### Goal
Quote the line containing "Convert this screenshot" and all lines that follow it in the listing below, exactly as written.

[Collected data entries]
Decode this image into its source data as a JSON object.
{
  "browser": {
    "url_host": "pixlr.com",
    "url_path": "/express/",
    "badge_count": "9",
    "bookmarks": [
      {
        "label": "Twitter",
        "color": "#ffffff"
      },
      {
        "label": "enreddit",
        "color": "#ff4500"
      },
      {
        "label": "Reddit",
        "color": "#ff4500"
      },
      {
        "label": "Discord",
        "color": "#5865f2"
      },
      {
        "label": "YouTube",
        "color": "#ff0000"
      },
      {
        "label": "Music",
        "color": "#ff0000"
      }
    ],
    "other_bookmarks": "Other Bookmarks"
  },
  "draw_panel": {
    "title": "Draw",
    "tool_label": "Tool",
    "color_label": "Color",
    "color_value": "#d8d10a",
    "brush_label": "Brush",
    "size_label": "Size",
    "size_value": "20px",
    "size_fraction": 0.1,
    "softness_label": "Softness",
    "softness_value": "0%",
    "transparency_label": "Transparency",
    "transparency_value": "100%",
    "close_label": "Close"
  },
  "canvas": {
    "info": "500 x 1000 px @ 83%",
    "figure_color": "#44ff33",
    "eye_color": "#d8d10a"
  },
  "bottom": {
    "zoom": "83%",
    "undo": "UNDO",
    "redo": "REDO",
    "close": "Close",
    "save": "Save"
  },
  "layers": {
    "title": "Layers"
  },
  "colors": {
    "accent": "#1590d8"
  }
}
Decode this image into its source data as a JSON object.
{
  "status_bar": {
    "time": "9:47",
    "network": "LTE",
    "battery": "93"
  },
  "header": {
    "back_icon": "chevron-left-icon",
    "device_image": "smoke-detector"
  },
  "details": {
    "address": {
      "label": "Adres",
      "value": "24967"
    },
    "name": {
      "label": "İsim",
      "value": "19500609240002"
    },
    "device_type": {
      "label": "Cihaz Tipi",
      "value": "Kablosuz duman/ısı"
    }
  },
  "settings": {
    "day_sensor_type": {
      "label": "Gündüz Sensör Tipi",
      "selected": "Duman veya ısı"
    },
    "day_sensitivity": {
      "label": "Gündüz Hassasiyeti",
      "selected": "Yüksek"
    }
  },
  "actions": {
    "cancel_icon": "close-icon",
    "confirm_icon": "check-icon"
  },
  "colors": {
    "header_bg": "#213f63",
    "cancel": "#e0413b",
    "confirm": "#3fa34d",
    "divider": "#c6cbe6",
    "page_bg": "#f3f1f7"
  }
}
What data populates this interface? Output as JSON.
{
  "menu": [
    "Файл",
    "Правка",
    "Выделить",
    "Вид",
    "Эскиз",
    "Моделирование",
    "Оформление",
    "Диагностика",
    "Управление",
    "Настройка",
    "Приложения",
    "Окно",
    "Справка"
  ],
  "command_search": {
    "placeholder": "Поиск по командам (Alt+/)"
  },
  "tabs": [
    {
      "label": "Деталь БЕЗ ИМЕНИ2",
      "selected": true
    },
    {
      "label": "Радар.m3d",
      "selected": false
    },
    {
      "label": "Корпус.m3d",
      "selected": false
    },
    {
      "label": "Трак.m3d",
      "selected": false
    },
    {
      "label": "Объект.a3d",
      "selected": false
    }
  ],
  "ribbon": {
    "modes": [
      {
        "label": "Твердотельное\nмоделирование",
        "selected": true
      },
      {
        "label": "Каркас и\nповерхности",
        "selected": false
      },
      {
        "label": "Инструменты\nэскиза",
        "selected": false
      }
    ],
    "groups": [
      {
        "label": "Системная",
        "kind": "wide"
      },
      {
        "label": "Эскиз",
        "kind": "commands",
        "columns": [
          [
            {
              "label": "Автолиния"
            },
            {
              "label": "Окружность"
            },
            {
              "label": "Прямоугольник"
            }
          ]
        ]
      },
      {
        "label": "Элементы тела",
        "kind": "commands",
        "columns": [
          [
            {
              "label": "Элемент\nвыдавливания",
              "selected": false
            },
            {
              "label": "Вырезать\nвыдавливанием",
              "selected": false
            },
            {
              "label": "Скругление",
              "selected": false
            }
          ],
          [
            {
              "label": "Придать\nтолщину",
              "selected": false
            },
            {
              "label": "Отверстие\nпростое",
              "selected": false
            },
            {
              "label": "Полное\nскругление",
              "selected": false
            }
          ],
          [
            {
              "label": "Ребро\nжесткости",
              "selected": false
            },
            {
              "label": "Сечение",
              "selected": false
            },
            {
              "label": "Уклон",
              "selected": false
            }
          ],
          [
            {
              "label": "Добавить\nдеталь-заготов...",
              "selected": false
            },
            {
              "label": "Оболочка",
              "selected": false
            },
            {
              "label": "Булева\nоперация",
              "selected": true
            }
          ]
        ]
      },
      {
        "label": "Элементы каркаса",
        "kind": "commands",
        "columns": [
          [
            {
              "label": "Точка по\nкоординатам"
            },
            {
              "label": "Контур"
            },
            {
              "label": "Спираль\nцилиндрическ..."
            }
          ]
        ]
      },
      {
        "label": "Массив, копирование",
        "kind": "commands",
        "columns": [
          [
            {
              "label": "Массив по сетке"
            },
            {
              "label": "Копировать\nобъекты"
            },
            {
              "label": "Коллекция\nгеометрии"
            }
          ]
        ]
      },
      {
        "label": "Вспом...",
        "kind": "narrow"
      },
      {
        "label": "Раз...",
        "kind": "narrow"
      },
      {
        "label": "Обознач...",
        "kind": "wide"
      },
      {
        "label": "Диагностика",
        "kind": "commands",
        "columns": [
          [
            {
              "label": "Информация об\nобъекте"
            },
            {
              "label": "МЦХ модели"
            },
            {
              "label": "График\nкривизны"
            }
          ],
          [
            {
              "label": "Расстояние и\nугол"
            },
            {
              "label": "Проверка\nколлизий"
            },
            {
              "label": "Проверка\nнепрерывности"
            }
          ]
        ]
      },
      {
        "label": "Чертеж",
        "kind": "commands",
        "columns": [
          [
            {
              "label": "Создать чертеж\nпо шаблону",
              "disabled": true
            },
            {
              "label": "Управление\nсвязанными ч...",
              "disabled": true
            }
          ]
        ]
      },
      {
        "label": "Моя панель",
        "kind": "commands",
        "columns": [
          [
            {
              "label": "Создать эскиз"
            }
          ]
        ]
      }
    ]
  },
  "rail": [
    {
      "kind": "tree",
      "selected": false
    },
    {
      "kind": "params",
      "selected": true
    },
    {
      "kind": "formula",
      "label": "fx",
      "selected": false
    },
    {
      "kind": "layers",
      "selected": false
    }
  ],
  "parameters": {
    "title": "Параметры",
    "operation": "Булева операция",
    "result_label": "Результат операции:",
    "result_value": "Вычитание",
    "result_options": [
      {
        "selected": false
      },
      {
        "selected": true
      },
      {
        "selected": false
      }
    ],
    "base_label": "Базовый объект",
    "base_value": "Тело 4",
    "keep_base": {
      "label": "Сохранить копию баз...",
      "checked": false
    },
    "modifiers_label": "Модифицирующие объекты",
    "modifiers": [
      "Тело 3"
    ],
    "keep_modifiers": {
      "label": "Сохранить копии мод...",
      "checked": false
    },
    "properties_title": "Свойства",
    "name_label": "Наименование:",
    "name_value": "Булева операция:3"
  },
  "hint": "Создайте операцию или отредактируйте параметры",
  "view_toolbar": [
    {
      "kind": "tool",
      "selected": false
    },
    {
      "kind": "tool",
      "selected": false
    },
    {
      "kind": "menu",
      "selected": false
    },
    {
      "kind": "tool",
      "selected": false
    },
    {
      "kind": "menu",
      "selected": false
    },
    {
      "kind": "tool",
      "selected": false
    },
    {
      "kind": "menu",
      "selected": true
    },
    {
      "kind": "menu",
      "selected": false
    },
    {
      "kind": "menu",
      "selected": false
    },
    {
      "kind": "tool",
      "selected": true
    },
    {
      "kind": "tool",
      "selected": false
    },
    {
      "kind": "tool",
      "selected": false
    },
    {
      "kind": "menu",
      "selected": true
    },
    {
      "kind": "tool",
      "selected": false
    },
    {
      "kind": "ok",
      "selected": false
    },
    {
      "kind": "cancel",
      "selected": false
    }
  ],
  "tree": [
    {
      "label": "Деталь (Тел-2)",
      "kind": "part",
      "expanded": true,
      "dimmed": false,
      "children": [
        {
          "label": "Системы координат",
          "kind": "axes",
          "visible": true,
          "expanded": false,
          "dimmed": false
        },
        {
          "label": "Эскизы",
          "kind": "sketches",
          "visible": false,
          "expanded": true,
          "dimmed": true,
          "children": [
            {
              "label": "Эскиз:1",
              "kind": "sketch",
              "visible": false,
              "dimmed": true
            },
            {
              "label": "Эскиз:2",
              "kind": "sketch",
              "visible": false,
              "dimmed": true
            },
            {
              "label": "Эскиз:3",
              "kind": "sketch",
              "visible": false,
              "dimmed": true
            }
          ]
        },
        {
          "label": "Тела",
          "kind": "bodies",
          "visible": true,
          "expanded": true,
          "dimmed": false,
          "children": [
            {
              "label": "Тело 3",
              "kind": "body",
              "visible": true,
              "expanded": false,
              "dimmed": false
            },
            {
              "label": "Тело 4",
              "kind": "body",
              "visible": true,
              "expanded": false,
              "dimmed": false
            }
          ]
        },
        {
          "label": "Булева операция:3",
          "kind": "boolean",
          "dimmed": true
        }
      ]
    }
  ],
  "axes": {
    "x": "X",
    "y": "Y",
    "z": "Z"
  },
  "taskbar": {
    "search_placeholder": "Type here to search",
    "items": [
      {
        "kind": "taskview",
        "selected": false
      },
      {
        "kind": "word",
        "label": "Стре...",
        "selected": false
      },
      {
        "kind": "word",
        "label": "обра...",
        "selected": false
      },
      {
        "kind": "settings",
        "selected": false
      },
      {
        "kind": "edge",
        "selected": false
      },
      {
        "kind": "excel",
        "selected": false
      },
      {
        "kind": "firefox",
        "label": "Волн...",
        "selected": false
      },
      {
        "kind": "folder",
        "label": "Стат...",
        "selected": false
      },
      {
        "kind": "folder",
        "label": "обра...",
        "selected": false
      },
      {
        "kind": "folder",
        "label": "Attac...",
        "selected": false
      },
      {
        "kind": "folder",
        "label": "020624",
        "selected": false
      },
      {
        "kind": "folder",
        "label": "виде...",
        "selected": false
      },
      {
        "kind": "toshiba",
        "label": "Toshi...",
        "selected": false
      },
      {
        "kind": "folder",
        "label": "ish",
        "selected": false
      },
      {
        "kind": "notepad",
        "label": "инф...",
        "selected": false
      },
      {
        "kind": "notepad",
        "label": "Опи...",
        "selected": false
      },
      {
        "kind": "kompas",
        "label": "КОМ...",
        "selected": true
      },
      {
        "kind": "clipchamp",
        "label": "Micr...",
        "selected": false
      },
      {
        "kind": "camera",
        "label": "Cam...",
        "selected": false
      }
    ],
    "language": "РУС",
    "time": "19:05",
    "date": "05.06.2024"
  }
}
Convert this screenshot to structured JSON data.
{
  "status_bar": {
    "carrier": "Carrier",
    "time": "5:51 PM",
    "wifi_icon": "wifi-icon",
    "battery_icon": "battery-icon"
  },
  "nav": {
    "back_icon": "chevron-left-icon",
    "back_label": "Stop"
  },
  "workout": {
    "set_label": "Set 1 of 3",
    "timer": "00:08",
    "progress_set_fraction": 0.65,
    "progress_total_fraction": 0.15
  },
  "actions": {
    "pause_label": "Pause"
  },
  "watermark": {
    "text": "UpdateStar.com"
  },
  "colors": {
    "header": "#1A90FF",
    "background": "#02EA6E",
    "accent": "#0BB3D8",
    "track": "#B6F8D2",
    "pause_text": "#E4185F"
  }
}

### Result of this exercise
Convert this screenshot to structured JSON data.
{
  "status_bar": {
    "carrier": "Carrier",
    "time": "5:51 PM",
    "wifi_icon": "wifi-icon",
    "battery_icon": "battery-icon"
  },
  "nav": {
    "back_icon": "chevron-left-icon",
    "back_label": "Stop"
  },
  "workout": {
    "set_label": "Set 1 of 3",
    "timer": "00:08",
    "progress_set_fraction": 0.65,
    "progress_total_fraction": 0.15
  },
  "actions": {
    "pause_label": "Pause"
  },
  "watermark": {
    "text": "UpdateStar.com"
  },
  "colors": {
    "header": "#1A90FF",
    "background": "#02EA6E",
    "accent": "#0BB3D8",
    "track": "#B6F8D2",
    "pause_text": "#E4185F"
  }
}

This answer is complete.